WRITTEN REQUEST. Retype the records below exactly as they appear, but leave out any pictures.

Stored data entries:
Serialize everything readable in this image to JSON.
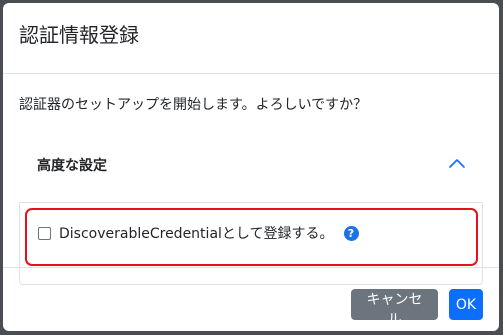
{
  "modal": {
    "title": "認証情報登録",
    "message": "認証器のセットアップを開始します。よろしいですか？"
  },
  "advanced": {
    "header": "高度な設定",
    "expanded": true,
    "checkbox_label": "DiscoverableCredentialとして登録する。",
    "checkbox_checked": false,
    "help_glyph": "?"
  },
  "footer": {
    "cancel_label": "キャンセル",
    "ok_label": "OK"
  },
  "colors": {
    "primary": "#0d6efd",
    "secondary": "#6c757d",
    "highlight": "#e8101a",
    "help": "#1a73e8"
  }
}
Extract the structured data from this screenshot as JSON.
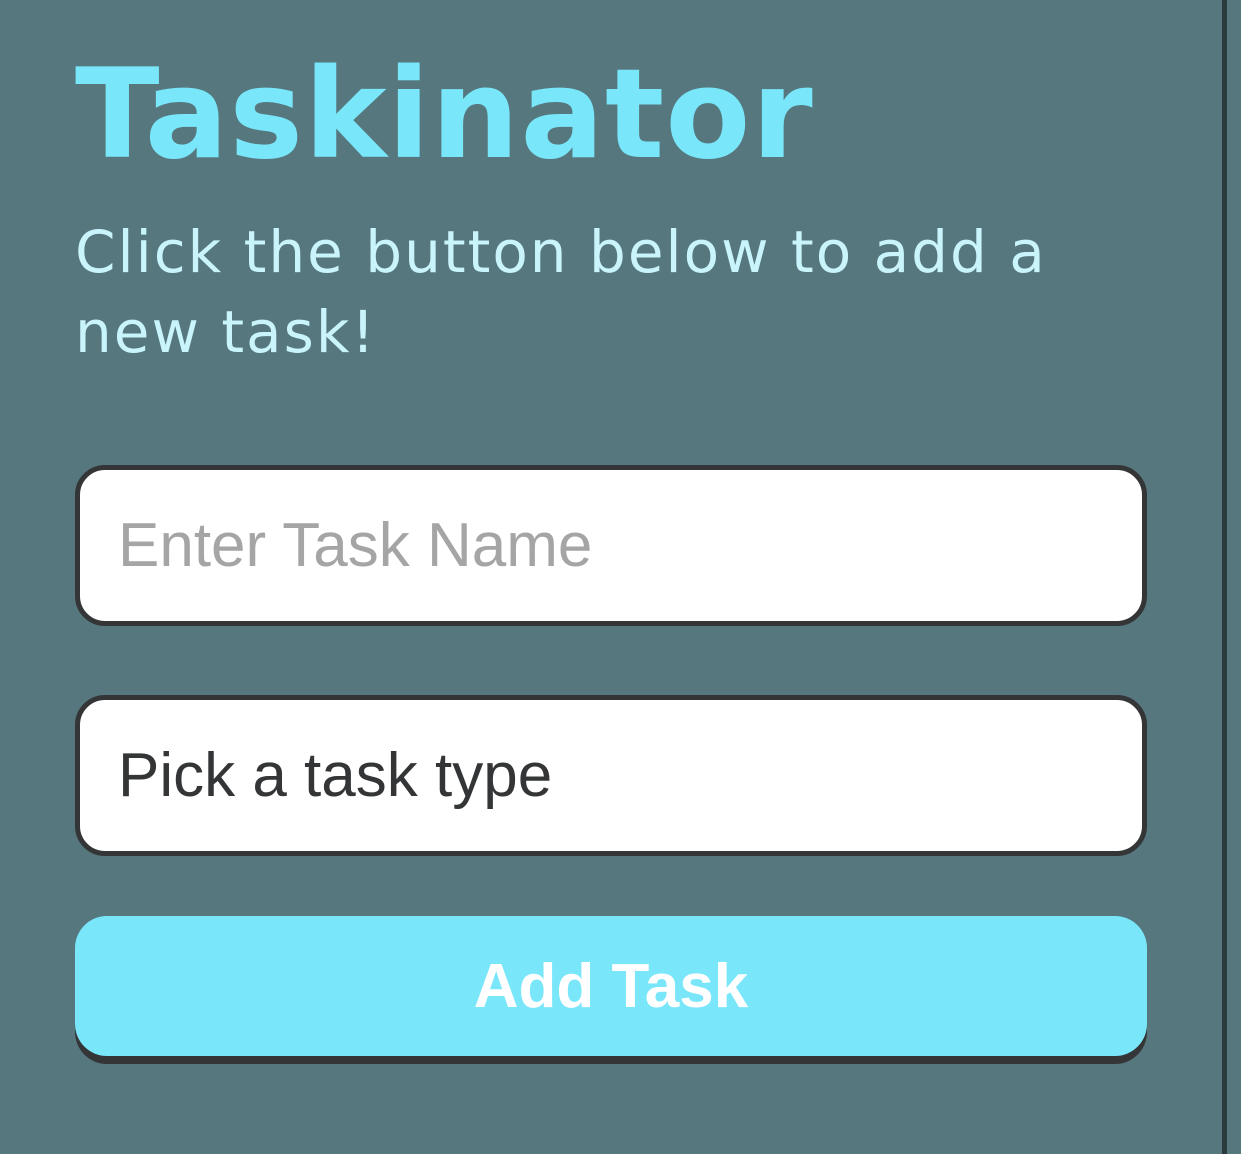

REPLY.
Serialize everything readable in this image to JSON.
{
  "modal": {
    "title": "認証情報登録",
    "message": "認証器のセットアップを開始します。よろしいですか？"
  },
  "advanced": {
    "header": "高度な設定",
    "expanded": true,
    "checkbox_label": "DiscoverableCredentialとして登録する。",
    "checkbox_checked": false,
    "help_glyph": "?"
  },
  "footer": {
    "cancel_label": "キャンセル",
    "ok_label": "OK"
  },
  "colors": {
    "primary": "#0d6efd",
    "secondary": "#6c757d",
    "highlight": "#e8101a",
    "help": "#1a73e8"
  }
}
Extract the structured data from this screenshot as JSON.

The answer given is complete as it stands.